### [REQUEST]
Search the material below for the string "probability" and extract each line that has it.
== MATERIAL FOR THIS EXERCISE ==
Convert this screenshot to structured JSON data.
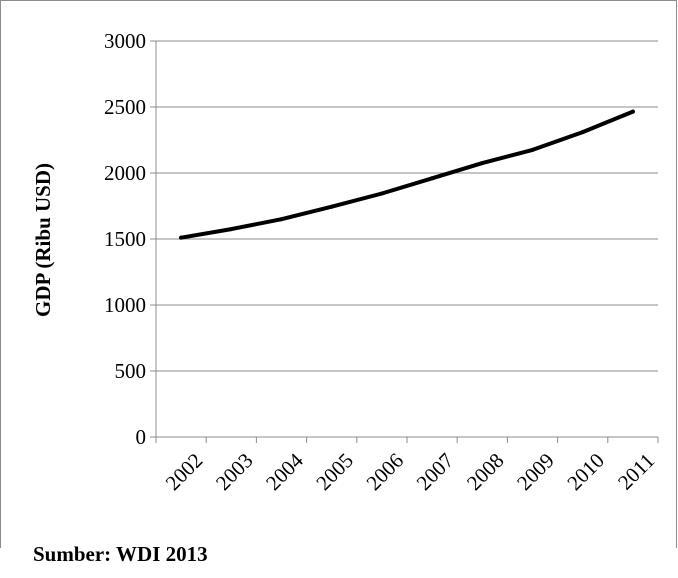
{
  "chart_data": {
    "type": "line",
    "title": "",
    "xlabel": "",
    "ylabel": "GDP (Ribu USD)",
    "ylim": [
      0,
      3000
    ],
    "yticks": [
      0,
      500,
      1000,
      1500,
      2000,
      2500,
      3000
    ],
    "grid": true,
    "legend": "none",
    "categories": [
      "2002",
      "2003",
      "2004",
      "2005",
      "2006",
      "2007",
      "2008",
      "2009",
      "2010",
      "2011"
    ],
    "series": [
      {
        "values": [
          1510,
          1575,
          1650,
          1745,
          1845,
          1960,
          2075,
          2175,
          2310,
          2465
        ],
        "color": "#000000"
      }
    ]
  },
  "source_note": "Sumber: WDI 2013"
}
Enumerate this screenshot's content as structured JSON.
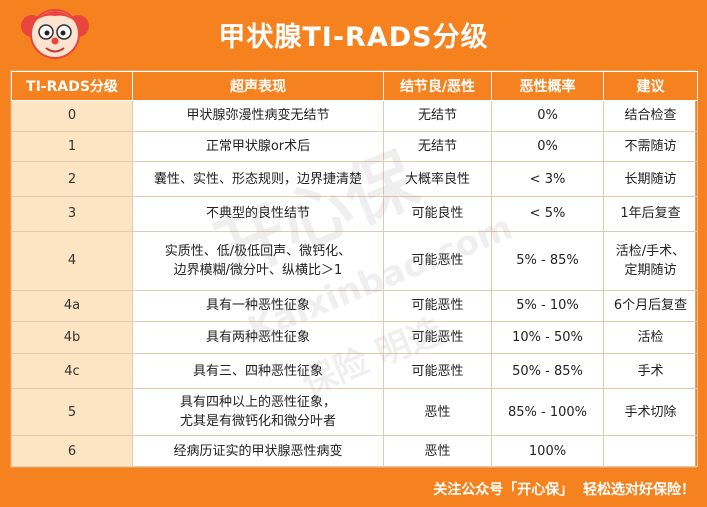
{
  "header": {
    "title": "甲状腺TI-RADS分级",
    "mascot_icon": "cartoon-mascot-face-icon"
  },
  "table": {
    "columns": [
      "TI-RADS分级",
      "超声表现",
      "结节良/恶性",
      "恶性概率",
      "建议"
    ],
    "rows": [
      {
        "level": "0",
        "features": [
          "甲状腺弥漫性病变无结节"
        ],
        "nature": "无结节",
        "probability": "0%",
        "advice": [
          "结合检查"
        ]
      },
      {
        "level": "1",
        "features": [
          "正常甲状腺or术后"
        ],
        "nature": "无结节",
        "probability": "0%",
        "advice": [
          "不需随访"
        ]
      },
      {
        "level": "2",
        "features": [
          "囊性、实性、形态规则，边界捷清楚"
        ],
        "nature": "大概率良性",
        "probability": "< 3%",
        "advice": [
          "长期随访"
        ]
      },
      {
        "level": "3",
        "features": [
          "不典型的良性结节"
        ],
        "nature": "可能良性",
        "probability": "< 5%",
        "advice": [
          "1年后复查"
        ]
      },
      {
        "level": "4",
        "features": [
          "实质性、低/极低回声、微钙化、",
          "边界模糊/微分叶、纵横比＞1"
        ],
        "nature": "可能恶性",
        "probability": "5% - 85%",
        "advice": [
          "活检/手术、",
          "定期随访"
        ]
      },
      {
        "level": "4a",
        "features": [
          "具有一种恶性征象"
        ],
        "nature": "可能恶性",
        "probability": "5% - 10%",
        "advice": [
          "6个月后复查"
        ]
      },
      {
        "level": "4b",
        "features": [
          "具有两种恶性征象"
        ],
        "nature": "可能恶性",
        "probability": "10% - 50%",
        "advice": [
          "活检"
        ]
      },
      {
        "level": "4c",
        "features": [
          "具有三、四种恶性征象"
        ],
        "nature": "可能恶性",
        "probability": "50% - 85%",
        "advice": [
          "手术"
        ]
      },
      {
        "level": "5",
        "features": [
          "具有四种以上的恶性征象，",
          "尤其是有微钙化和微分叶者"
        ],
        "nature": "恶性",
        "probability": "85% - 100%",
        "advice": [
          "手术切除"
        ]
      },
      {
        "level": "6",
        "features": [
          "经病历证实的甲状腺恶性病变"
        ],
        "nature": "恶性",
        "probability": "100%",
        "advice": [
          ""
        ]
      }
    ]
  },
  "watermark": {
    "text": "开心保",
    "url": "Kaixinbao.com",
    "subtext": "保险 明选"
  },
  "footer": {
    "text": "关注公众号「开心保」  轻松选对好保险！"
  },
  "colors": {
    "brand_orange": "#F5821F",
    "level_cell": "#FDE5C4"
  }
}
===
### [SOLUTION TO THIS TASK]
        "probability": "0%",
        "probability": "0%",
        "probability": "< 3%",
        "probability": "< 5%",
        "probability": "5% - 85%",
        "probability": "5% - 10%",
        "probability": "10% - 50%",
        "probability": "50% - 85%",
        "probability": "85% - 100%",
        "probability": "100%",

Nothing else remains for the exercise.